→ **What the exercise asks**
Filter the records below for the word "агропромышленном". Copy each line that holds it.
--- Material for the task ---
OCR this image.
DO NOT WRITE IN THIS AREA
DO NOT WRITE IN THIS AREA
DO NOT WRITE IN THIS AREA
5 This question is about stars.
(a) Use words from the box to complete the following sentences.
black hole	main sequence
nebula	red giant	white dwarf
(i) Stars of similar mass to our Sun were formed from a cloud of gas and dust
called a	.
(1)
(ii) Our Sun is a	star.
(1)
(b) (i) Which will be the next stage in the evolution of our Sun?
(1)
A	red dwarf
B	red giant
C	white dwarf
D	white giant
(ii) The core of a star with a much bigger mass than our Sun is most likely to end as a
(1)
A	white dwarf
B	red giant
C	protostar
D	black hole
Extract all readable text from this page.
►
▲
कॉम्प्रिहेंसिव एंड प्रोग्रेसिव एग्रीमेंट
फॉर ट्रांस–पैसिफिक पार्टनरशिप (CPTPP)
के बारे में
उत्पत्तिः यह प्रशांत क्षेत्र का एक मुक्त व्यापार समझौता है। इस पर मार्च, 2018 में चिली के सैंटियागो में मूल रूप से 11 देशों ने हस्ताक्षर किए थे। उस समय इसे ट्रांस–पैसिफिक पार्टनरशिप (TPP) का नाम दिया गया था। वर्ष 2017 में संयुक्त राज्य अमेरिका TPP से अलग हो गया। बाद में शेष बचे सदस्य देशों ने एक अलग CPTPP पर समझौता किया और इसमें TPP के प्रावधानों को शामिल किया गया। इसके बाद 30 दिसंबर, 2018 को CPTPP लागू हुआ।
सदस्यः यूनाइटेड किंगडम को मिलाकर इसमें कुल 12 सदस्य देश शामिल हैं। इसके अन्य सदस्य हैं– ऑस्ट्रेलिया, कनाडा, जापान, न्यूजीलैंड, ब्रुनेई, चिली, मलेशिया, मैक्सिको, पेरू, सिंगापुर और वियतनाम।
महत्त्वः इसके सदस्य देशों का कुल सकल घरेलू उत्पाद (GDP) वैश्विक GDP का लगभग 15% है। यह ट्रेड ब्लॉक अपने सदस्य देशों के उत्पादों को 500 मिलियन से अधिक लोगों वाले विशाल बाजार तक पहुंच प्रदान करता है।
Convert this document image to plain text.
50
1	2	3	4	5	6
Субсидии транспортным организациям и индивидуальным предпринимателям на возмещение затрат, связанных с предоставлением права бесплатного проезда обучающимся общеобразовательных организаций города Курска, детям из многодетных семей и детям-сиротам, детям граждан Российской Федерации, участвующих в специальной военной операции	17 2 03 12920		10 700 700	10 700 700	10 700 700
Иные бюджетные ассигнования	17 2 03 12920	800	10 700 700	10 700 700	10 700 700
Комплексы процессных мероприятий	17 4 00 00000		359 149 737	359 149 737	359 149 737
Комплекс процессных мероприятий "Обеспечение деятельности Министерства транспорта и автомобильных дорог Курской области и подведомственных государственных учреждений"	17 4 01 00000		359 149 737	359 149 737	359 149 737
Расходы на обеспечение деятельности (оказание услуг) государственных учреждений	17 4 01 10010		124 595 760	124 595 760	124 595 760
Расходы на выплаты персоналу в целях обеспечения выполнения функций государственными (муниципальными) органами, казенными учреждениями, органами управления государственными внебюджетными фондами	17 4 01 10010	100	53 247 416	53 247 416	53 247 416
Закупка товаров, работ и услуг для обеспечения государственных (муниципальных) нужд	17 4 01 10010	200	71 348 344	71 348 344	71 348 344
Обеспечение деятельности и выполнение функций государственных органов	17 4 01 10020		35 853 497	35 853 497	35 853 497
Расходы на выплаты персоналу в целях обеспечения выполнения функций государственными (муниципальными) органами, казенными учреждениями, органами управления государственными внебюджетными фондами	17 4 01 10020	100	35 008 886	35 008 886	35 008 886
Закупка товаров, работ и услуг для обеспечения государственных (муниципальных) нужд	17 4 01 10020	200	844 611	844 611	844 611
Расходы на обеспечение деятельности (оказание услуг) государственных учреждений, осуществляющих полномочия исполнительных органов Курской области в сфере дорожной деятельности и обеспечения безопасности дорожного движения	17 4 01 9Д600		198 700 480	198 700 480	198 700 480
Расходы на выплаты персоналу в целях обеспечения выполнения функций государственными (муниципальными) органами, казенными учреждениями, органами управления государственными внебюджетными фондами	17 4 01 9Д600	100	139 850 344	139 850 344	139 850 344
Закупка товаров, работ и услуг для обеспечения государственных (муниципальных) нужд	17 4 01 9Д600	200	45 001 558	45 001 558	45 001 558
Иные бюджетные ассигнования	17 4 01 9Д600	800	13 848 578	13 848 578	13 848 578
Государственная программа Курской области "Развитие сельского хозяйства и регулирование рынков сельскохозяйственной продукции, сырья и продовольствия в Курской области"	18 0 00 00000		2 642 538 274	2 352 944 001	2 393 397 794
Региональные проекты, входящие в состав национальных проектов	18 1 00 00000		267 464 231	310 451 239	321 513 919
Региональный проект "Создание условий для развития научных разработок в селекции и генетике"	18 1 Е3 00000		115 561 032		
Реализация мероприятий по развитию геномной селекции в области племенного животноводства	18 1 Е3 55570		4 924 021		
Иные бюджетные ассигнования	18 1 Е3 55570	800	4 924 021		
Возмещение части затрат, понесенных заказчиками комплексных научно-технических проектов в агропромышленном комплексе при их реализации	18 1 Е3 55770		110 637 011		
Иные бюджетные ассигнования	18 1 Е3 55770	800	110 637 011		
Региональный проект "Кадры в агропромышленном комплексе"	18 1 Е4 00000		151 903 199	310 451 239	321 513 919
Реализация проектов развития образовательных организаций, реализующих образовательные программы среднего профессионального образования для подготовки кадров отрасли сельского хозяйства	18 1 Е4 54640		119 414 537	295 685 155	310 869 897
---
→ **Task answer**
Возмещение части затрат, понесенных заказчиками комплексных научно-технических проектов в агропромышленном комплексе при их реализации	18 1 Е3 55770		110 637 011		
Региональный проект "Кадры в агропромышленном комплексе"	18 1 Е4 00000		151 903 199	310 451 239	321 513 919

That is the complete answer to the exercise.